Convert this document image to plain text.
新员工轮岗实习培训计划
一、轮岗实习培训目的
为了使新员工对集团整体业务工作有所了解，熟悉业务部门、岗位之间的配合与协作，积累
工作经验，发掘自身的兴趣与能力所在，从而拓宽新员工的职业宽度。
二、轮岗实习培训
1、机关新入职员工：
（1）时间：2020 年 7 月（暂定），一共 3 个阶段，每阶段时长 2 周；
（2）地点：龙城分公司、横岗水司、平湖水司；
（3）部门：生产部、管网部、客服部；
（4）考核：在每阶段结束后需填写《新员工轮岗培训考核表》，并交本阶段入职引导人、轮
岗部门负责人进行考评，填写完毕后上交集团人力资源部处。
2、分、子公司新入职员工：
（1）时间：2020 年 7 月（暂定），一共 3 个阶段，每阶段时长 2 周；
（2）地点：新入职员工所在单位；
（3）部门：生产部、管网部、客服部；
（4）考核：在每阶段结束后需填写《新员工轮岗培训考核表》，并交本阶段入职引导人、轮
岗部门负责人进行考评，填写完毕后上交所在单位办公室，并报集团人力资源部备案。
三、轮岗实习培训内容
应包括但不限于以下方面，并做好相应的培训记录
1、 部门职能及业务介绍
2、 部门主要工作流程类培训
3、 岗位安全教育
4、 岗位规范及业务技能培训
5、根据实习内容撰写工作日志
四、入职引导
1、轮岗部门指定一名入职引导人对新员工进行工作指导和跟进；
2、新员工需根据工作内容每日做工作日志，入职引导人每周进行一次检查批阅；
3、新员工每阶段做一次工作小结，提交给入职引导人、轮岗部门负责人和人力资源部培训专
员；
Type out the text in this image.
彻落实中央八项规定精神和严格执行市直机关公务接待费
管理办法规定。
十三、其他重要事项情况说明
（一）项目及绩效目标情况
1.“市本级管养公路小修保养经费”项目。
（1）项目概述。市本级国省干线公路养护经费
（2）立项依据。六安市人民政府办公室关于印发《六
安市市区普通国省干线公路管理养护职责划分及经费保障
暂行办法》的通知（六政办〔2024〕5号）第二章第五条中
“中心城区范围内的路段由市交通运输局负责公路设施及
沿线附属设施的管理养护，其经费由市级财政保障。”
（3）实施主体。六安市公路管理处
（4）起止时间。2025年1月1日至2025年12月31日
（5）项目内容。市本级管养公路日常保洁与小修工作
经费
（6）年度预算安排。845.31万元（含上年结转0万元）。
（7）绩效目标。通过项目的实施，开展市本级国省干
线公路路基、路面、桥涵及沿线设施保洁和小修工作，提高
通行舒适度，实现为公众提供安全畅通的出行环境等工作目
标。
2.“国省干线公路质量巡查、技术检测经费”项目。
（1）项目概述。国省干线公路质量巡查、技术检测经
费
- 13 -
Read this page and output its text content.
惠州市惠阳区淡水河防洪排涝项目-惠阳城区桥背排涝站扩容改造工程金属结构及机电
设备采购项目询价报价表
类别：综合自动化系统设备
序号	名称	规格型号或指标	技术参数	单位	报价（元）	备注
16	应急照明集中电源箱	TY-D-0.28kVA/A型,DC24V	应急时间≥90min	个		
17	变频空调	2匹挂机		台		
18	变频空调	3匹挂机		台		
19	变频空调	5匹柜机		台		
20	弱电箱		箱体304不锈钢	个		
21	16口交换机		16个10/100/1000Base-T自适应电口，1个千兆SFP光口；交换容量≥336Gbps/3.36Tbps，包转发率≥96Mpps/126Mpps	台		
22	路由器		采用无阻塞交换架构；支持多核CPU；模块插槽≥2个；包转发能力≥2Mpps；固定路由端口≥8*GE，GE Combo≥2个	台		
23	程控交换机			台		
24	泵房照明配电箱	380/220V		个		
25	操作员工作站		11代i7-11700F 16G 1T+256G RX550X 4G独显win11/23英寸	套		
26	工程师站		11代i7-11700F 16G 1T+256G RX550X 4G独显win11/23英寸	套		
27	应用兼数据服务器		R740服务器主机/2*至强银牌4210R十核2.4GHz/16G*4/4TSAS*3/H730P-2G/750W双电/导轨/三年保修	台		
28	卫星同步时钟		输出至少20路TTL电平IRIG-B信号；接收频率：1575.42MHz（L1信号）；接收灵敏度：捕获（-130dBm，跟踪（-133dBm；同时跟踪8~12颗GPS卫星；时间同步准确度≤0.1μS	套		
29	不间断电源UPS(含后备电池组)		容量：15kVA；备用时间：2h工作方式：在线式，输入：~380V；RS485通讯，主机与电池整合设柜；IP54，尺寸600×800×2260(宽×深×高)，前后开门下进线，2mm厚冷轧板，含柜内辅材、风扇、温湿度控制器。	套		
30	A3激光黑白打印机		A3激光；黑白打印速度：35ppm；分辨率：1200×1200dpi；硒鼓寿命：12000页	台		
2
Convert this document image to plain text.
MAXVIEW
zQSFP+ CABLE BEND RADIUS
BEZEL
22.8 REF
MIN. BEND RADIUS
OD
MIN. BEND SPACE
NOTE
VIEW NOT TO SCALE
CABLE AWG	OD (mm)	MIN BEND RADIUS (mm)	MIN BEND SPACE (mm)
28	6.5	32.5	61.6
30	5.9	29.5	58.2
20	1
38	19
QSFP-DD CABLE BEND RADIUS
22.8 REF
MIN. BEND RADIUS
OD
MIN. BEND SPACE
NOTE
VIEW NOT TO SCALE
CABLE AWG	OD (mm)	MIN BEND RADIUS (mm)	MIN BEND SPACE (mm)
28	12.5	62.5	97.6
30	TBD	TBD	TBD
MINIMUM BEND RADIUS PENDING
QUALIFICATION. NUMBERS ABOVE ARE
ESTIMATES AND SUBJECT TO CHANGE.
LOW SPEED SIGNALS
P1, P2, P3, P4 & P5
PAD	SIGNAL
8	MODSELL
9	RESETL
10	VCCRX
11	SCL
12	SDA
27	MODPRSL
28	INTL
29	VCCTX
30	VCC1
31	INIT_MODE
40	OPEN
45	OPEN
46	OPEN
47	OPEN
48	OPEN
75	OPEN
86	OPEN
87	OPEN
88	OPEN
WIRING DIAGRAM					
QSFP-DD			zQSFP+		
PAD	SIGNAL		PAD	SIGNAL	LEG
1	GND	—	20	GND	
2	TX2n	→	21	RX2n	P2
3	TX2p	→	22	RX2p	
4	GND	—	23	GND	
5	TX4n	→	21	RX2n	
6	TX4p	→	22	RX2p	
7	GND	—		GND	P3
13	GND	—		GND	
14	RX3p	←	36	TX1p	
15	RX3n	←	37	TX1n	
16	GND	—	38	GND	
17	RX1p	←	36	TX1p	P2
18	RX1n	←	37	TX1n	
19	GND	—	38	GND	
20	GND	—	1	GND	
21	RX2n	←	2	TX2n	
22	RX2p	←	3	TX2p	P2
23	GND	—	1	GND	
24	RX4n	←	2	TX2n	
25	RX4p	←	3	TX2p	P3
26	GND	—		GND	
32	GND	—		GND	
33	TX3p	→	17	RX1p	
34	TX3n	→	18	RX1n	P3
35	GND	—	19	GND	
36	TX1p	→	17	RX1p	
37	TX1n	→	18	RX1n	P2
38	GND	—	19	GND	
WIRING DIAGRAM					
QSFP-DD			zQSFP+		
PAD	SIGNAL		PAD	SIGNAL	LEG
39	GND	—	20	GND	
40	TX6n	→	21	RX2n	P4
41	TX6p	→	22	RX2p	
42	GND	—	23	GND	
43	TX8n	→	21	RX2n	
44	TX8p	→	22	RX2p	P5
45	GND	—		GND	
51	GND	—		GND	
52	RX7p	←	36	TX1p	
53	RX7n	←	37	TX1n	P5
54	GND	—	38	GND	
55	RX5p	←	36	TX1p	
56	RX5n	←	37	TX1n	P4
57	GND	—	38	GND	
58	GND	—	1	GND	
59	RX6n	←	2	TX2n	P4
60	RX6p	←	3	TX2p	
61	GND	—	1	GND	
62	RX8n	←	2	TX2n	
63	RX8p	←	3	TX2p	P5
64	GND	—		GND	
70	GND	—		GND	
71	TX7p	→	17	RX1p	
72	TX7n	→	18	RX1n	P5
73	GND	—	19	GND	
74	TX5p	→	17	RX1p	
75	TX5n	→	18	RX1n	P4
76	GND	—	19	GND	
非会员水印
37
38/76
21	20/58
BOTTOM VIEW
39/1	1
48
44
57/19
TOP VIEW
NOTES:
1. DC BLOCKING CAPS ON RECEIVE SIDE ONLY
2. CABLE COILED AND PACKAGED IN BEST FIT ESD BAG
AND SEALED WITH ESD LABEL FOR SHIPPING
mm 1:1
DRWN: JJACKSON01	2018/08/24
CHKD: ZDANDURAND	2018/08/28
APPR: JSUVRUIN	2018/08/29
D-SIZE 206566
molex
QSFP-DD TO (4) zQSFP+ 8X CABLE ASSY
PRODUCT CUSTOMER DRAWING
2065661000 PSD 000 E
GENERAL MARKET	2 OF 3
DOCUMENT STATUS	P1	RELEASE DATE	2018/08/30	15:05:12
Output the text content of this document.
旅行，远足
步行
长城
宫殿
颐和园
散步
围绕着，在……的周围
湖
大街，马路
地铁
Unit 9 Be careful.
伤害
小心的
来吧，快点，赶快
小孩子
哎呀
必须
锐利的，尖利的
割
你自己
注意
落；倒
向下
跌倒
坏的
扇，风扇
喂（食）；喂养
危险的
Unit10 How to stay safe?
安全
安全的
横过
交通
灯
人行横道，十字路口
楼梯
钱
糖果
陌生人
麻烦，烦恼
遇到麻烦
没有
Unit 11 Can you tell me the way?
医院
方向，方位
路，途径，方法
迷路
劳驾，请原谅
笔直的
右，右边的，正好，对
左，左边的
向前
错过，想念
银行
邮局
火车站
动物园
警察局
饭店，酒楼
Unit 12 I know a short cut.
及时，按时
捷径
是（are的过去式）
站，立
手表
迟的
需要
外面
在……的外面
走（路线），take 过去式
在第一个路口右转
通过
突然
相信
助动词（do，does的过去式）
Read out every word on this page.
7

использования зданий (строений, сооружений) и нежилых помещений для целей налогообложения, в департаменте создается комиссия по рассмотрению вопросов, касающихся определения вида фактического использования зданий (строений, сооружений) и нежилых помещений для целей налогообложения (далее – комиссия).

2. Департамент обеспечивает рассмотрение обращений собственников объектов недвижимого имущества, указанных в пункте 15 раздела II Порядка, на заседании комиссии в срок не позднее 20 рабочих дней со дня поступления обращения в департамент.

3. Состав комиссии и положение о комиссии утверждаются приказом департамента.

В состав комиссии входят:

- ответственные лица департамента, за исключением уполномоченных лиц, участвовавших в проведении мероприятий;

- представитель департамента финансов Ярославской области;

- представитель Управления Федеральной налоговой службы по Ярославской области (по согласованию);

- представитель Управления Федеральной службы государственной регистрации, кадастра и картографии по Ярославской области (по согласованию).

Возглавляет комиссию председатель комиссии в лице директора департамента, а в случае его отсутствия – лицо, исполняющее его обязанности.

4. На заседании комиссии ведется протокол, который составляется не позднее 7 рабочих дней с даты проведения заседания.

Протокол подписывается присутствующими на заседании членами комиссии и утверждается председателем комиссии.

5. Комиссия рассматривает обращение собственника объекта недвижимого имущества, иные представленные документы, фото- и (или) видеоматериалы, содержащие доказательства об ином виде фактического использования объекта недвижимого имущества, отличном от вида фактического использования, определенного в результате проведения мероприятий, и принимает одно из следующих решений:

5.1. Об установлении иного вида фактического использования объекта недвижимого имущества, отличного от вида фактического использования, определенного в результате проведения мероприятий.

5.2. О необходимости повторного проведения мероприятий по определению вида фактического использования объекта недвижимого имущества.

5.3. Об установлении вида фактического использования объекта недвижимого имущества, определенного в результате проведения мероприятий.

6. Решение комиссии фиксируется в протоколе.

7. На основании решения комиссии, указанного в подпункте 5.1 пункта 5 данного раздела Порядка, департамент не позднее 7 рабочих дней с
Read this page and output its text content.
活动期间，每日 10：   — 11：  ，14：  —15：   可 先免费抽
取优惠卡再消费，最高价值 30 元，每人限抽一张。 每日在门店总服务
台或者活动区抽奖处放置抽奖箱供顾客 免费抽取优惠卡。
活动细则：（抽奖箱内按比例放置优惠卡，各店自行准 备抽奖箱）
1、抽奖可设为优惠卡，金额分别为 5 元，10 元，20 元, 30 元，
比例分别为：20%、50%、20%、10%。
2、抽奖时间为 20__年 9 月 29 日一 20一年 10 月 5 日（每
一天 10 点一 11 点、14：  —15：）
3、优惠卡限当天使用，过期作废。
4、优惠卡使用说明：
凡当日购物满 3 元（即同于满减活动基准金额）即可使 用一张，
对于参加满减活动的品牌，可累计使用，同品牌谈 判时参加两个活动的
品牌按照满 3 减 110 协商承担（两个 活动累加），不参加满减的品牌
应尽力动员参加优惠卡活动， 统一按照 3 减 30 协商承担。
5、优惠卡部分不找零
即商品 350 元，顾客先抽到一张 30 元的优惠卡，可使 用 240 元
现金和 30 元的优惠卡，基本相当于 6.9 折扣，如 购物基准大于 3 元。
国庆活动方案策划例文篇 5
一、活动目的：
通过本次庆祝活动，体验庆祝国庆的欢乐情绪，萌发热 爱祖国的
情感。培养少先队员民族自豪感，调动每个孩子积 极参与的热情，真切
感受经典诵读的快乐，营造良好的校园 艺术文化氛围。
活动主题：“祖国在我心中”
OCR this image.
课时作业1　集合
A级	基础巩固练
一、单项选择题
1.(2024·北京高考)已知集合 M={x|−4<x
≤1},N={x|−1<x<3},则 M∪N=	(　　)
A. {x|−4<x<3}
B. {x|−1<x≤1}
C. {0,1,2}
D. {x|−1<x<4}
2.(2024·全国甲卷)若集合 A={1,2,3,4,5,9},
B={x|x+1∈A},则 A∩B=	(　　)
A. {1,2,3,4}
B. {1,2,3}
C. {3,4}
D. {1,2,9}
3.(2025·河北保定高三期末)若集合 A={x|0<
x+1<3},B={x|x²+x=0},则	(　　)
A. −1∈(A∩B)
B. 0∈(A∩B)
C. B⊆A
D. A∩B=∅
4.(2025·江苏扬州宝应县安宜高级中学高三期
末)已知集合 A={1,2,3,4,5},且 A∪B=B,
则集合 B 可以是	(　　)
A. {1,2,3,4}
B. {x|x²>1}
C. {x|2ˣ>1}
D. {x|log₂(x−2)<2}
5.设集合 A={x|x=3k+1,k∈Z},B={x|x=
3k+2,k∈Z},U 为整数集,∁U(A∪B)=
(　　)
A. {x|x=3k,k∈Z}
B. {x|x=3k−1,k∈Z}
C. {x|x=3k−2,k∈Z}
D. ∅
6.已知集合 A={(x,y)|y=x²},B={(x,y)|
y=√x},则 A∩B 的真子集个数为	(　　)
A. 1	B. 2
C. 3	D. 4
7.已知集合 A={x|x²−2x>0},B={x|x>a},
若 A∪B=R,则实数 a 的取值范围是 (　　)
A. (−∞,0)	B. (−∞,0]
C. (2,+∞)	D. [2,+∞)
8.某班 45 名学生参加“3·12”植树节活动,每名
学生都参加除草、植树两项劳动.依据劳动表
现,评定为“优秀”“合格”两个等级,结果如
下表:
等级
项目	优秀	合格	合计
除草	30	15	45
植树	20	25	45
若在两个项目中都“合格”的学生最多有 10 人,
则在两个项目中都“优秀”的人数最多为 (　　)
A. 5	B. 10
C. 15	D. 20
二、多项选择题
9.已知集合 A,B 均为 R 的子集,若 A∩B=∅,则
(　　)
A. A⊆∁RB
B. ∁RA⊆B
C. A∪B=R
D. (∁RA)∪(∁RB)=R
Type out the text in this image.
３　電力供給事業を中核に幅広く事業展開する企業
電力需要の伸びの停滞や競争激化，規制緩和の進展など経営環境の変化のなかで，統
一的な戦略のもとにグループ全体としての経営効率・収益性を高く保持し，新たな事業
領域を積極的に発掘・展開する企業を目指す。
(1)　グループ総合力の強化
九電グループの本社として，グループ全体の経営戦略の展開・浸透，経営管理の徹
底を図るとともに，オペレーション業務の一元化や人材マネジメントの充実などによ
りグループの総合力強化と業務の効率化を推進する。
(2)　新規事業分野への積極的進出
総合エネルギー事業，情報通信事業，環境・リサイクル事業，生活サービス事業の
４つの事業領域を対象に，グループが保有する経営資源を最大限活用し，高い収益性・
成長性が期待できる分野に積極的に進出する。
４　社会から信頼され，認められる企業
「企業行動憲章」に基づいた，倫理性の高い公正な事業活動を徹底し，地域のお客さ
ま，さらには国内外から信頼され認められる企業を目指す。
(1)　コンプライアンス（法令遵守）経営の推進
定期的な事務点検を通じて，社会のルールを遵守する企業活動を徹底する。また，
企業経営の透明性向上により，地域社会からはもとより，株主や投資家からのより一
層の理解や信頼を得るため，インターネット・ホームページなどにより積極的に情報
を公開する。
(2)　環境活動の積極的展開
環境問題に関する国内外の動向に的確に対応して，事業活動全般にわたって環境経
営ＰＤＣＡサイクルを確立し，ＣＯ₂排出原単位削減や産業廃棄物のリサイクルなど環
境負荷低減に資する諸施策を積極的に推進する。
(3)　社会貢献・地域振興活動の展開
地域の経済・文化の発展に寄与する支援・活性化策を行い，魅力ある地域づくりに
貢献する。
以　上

* * * * * * *

- [TASK DIRECTIONS]: All lines of the data above that include the word "представитель" must be shown.

- [SOLUTION FOR THIS TASK]:
- представитель департамента финансов Ярославской области;
- представитель Управления Федеральной налоговой службы по Ярославской области (по согласованию);
- представитель Управления Федеральной службы государственной регистрации, кадастра и картографии по Ярославской области (по согласованию).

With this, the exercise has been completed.